** Start of Extracted entries **

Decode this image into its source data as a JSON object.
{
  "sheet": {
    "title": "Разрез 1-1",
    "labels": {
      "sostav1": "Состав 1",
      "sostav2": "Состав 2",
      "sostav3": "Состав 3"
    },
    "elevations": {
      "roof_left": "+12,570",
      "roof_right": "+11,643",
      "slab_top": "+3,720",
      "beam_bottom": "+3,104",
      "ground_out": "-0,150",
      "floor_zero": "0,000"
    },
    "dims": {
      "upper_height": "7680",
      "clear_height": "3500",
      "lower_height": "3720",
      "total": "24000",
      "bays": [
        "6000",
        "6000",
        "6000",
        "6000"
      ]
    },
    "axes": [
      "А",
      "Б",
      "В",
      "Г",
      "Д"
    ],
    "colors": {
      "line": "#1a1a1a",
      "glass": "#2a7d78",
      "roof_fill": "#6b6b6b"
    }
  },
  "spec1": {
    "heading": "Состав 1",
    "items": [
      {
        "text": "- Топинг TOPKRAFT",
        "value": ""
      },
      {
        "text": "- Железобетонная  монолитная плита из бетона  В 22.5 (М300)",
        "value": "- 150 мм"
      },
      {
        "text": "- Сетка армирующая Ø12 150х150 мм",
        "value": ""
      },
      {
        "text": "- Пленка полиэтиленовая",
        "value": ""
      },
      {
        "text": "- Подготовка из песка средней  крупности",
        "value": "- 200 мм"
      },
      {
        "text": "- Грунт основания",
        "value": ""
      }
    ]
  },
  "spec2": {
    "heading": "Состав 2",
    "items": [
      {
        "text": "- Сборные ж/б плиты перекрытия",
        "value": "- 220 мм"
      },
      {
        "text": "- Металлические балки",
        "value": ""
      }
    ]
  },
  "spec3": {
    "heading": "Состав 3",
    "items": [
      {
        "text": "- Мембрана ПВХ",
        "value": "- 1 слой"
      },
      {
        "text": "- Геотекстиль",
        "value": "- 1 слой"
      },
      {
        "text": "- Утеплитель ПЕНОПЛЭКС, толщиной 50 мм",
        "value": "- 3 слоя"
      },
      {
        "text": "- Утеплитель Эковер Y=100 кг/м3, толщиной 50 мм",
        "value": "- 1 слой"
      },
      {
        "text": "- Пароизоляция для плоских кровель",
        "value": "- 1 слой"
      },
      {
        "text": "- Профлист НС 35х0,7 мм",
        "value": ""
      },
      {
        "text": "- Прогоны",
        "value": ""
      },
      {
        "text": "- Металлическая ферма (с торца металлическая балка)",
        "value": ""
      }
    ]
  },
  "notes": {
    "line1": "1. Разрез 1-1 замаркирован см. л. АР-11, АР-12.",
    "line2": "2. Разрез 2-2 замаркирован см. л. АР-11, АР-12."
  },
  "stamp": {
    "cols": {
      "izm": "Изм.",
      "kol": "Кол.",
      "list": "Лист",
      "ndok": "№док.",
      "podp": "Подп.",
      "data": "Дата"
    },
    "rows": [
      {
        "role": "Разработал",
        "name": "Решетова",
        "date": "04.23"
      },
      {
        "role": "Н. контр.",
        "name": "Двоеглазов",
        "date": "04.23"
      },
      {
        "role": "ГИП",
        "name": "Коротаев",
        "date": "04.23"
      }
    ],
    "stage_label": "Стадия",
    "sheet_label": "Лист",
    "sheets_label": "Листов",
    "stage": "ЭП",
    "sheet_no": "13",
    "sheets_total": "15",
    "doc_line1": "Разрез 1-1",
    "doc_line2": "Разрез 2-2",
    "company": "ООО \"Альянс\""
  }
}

** End of Extracted entries **
** Start of Extracted entries **

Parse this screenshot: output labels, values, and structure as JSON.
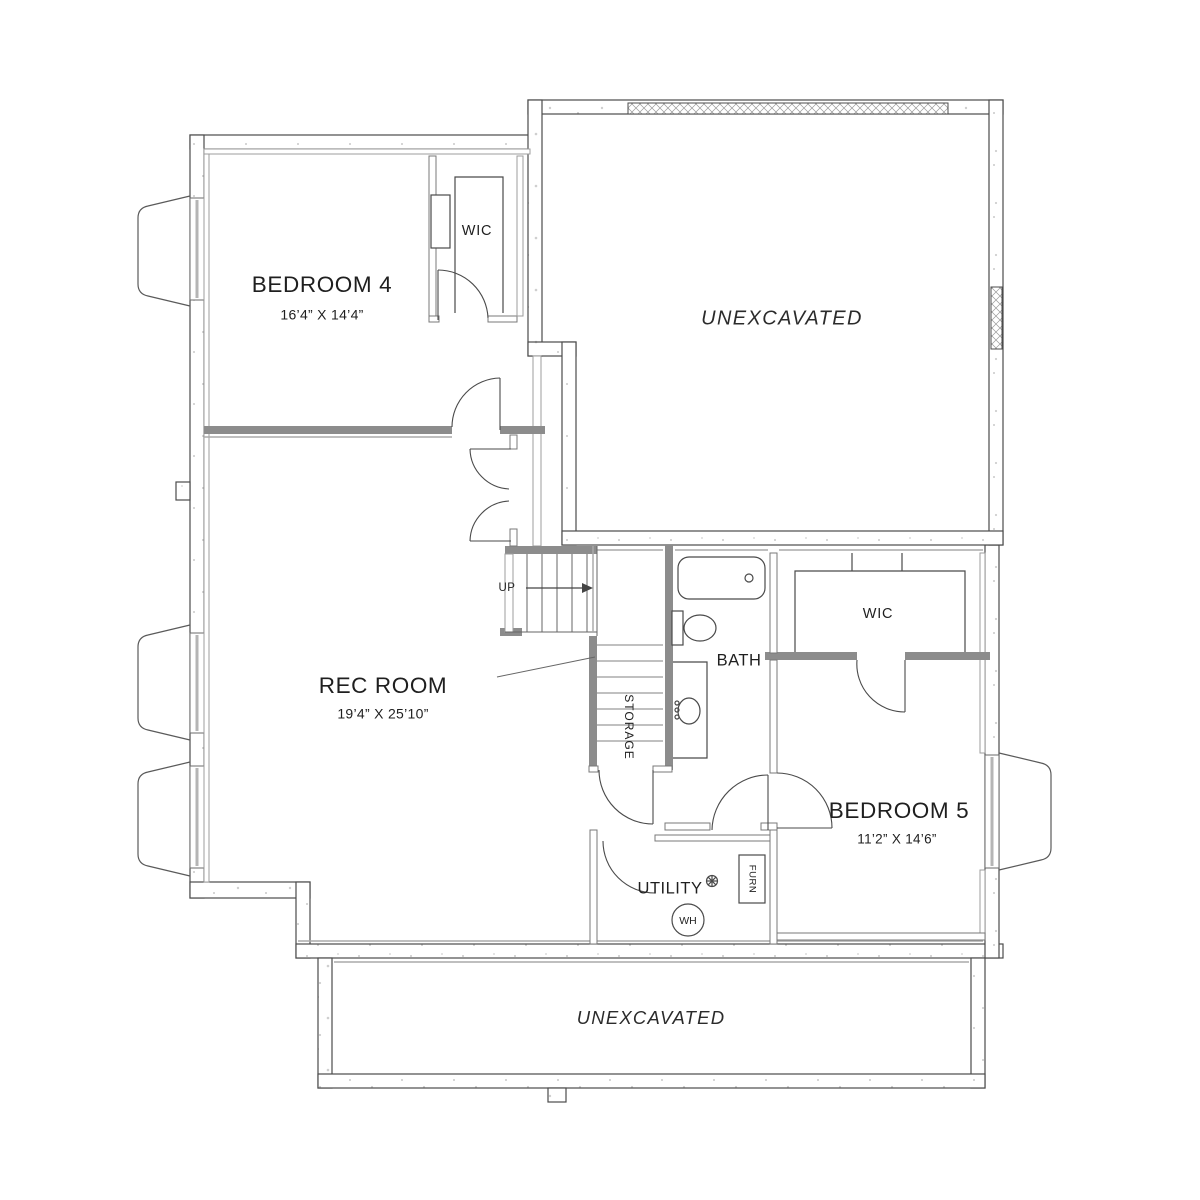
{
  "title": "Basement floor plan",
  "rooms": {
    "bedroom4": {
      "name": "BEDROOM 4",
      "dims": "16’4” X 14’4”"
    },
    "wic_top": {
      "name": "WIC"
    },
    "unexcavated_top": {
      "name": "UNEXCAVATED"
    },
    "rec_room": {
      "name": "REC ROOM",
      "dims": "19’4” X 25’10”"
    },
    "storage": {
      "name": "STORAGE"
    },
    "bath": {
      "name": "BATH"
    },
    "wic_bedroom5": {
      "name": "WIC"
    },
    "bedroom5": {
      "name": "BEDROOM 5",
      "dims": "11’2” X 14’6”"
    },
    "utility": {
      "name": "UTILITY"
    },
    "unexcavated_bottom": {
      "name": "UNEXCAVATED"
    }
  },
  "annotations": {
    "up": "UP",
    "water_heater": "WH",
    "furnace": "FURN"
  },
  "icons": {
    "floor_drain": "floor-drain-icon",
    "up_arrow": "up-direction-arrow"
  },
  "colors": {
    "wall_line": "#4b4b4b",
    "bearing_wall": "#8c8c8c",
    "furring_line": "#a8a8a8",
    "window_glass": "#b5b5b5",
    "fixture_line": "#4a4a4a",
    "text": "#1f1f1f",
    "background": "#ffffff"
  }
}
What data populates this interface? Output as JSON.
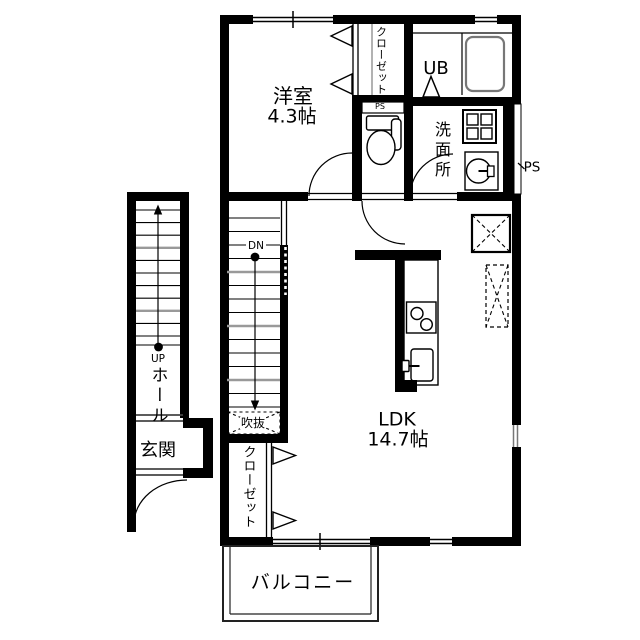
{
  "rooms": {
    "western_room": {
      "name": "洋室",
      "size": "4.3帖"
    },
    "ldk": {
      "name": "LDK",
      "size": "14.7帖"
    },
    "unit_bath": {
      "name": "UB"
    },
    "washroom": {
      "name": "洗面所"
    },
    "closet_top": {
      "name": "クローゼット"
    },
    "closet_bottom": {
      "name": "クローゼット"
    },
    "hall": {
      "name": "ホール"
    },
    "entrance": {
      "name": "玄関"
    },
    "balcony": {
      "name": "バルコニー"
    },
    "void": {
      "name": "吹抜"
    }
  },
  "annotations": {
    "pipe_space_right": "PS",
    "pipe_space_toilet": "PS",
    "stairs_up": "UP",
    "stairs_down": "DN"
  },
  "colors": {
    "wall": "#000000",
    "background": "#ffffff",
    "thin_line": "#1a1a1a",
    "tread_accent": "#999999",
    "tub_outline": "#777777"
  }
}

** End of Extracted entries **

● Your objective: Using the records above, pull out each line where the word "role" occurs.

● Worked solution:
        "role": "Разработал",
        "role": "Н. контр.",
        "role": "ГИП",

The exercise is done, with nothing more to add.